• **WRITTEN REQUEST**
Scan the records below. List lines holding "Informasi".

• **INPUT**
** START **
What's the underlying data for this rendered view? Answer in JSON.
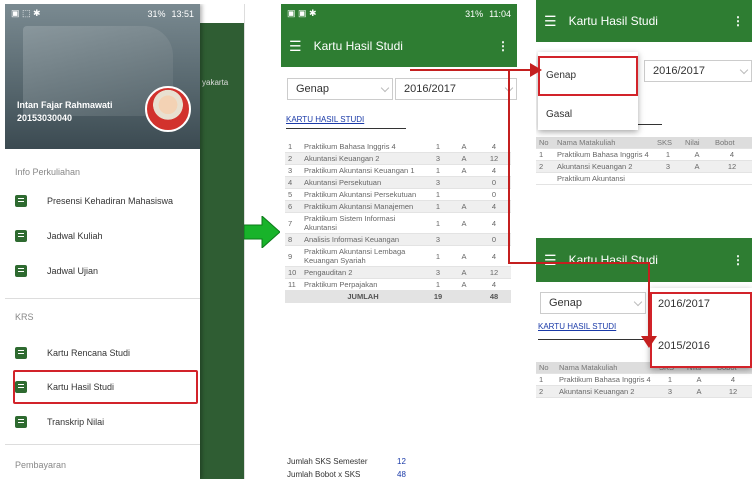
{
  "phone1": {
    "status_time": "13:51",
    "status_battery": "31%",
    "bg_text": "yakarta",
    "user_name": "Intan Fajar Rahmawati",
    "user_id": "20153030040",
    "sections": [
      "Info Perkuliahan",
      "KRS",
      "Pembayaran"
    ],
    "items": [
      {
        "label": "Presensi Kehadiran Mahasiswa",
        "icon": "clipboard-icon"
      },
      {
        "label": "Jadwal Kuliah",
        "icon": "calendar-icon"
      },
      {
        "label": "Jadwal Ujian",
        "icon": "calendar-icon"
      },
      {
        "label": "Kartu Rencana Studi",
        "icon": "document-icon"
      },
      {
        "label": "Kartu Hasil Studi",
        "icon": "check-icon"
      },
      {
        "label": "Transkrip Nilai",
        "icon": "document-icon"
      }
    ]
  },
  "phone2": {
    "status_time": "11:04",
    "status_battery": "31%",
    "title": "Kartu Hasil Studi",
    "semester": "Genap",
    "year": "2016/2017",
    "section_title": "KARTU HASIL STUDI",
    "rows": [
      [
        "1",
        "Praktikum Bahasa Inggris 4",
        "1",
        "A",
        "4"
      ],
      [
        "2",
        "Akuntansi Keuangan 2",
        "3",
        "A",
        "12"
      ],
      [
        "3",
        "Praktikum Akuntansi Keuangan 1",
        "1",
        "A",
        "4"
      ],
      [
        "4",
        "Akuntansi Persekutuan",
        "3",
        "",
        "0"
      ],
      [
        "5",
        "Praktikum Akuntansi Persekutuan",
        "1",
        "",
        "0"
      ],
      [
        "6",
        "Praktikum Akuntansi Manajemen",
        "1",
        "A",
        "4"
      ],
      [
        "7",
        "Praktikum Sistem Informasi Akuntansi",
        "1",
        "A",
        "4"
      ],
      [
        "8",
        "Analisis Informasi Keuangan",
        "3",
        "",
        "0"
      ],
      [
        "9",
        "Praktikum Akuntansi Lembaga Keuangan Syariah",
        "1",
        "A",
        "4"
      ],
      [
        "10",
        "Pengauditan 2",
        "3",
        "A",
        "12"
      ],
      [
        "11",
        "Praktikum Perpajakan",
        "1",
        "A",
        "4"
      ]
    ],
    "total_label": "JUMLAH",
    "total_sks": "19",
    "total_bobot": "48",
    "summary_label": "Jumlah SKS Semester",
    "summary_value": "12",
    "summary2_label": "Jumlah Bobot x SKS",
    "summary2_value": "48"
  },
  "phone3": {
    "title": "Kartu Hasil Studi",
    "options": [
      "Genap",
      "Gasal"
    ],
    "year": "2016/2017",
    "headers": [
      "No",
      "Nama Matakuliah",
      "SKS",
      "Nilai",
      "Bobot"
    ],
    "rows": [
      [
        "1",
        "Praktikum Bahasa Inggris 4",
        "1",
        "A",
        "4"
      ],
      [
        "2",
        "Akuntansi Keuangan 2",
        "3",
        "A",
        "12"
      ],
      [
        "",
        "Praktikum Akuntansi",
        "",
        "",
        ""
      ]
    ]
  },
  "phone4": {
    "title": "Kartu Hasil Studi",
    "semester": "Genap",
    "years": [
      "2016/2017",
      "2015/2016"
    ],
    "section_title": "KARTU HASIL STUDI",
    "headers": [
      "No",
      "Nama Matakuliah",
      "SKS",
      "Nilai",
      "Bobot"
    ],
    "rows": [
      [
        "1",
        "Praktikum Bahasa Inggris 4",
        "1",
        "A",
        "4"
      ],
      [
        "2",
        "Akuntansi Keuangan 2",
        "3",
        "A",
        "12"
      ]
    ]
  },
  "colors": {
    "accent": "#2e7d32",
    "highlight": "#d2232a",
    "arrow": "#18b32a"
  }
}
** END **
• **THE ANSWER**
        "Praktikum Sistem Informasi Akuntansi",
        "Analisis Informasi Keuangan",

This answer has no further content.